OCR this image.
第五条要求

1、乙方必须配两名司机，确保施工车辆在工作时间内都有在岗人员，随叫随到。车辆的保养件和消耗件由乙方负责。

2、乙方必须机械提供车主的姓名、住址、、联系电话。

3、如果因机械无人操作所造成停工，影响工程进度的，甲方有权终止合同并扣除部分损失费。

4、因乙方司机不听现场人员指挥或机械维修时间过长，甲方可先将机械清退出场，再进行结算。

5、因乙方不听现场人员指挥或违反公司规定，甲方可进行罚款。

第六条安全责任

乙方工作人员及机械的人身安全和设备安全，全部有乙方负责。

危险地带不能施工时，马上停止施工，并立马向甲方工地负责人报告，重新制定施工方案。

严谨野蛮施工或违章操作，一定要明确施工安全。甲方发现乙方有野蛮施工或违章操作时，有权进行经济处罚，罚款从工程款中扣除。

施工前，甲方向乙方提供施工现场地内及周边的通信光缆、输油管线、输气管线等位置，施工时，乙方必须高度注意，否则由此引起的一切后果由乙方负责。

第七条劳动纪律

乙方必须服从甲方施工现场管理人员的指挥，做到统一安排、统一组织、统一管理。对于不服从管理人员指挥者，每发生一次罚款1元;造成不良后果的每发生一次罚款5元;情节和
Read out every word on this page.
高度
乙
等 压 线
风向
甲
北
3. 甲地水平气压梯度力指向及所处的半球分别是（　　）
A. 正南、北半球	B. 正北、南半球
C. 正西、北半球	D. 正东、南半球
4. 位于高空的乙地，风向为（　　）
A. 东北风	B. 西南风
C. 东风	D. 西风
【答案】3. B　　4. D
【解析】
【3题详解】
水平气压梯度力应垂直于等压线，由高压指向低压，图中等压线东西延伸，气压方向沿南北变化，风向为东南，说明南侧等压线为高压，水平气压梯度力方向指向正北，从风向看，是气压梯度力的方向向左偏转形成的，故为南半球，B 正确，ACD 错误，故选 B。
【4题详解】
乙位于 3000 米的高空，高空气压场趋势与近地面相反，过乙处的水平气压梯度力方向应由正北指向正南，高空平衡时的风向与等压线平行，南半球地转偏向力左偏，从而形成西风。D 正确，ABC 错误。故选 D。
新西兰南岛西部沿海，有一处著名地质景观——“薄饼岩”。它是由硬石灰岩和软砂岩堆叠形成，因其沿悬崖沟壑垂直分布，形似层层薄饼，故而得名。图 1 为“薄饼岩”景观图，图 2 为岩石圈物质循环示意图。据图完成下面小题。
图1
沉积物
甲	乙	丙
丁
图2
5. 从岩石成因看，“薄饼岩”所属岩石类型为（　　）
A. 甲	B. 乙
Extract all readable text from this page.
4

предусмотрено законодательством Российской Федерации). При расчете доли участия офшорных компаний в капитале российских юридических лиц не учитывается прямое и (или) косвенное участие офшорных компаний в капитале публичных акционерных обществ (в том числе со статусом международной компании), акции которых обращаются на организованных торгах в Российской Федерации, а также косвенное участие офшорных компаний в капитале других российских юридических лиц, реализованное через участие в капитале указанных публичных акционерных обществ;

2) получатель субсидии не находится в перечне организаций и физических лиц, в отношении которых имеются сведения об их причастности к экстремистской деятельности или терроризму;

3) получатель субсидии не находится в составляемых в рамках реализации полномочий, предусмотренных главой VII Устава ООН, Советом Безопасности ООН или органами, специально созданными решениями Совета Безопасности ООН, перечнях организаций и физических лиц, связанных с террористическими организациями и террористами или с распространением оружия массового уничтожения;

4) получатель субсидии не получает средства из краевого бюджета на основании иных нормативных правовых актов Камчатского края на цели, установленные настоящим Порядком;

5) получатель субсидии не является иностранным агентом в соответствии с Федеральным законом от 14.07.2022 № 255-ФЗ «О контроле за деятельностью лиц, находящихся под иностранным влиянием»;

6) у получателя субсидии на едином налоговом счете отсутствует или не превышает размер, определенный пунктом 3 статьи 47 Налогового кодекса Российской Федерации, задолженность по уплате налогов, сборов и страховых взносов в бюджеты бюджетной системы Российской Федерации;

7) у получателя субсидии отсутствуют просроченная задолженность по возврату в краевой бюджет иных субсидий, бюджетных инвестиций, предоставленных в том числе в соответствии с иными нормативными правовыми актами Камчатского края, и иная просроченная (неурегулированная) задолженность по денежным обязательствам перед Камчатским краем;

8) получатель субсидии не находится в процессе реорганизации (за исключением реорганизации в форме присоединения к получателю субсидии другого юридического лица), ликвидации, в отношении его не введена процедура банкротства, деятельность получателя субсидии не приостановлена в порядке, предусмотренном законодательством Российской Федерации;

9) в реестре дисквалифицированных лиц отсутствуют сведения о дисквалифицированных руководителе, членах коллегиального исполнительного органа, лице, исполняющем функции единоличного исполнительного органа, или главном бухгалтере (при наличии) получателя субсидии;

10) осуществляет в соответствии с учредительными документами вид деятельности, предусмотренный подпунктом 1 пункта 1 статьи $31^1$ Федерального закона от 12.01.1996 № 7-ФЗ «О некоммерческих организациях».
==================================================
→ Written instruction
Copy out every line from the data above that has "сведения" in it.

→ Problem solution
2) получатель субсидии не находится в перечне организаций и физических лиц, в отношении которых имеются сведения об их причастности к экстремистской деятельности или терроризму;
9) в реестре дисквалифицированных лиц отсутствуют сведения о дисквалифицированных руководителе, членах коллегиального исполнительного органа, лице, исполняющем функции единоличного исполнительного органа, или главном бухгалтере (при наличии) получателя субсидии;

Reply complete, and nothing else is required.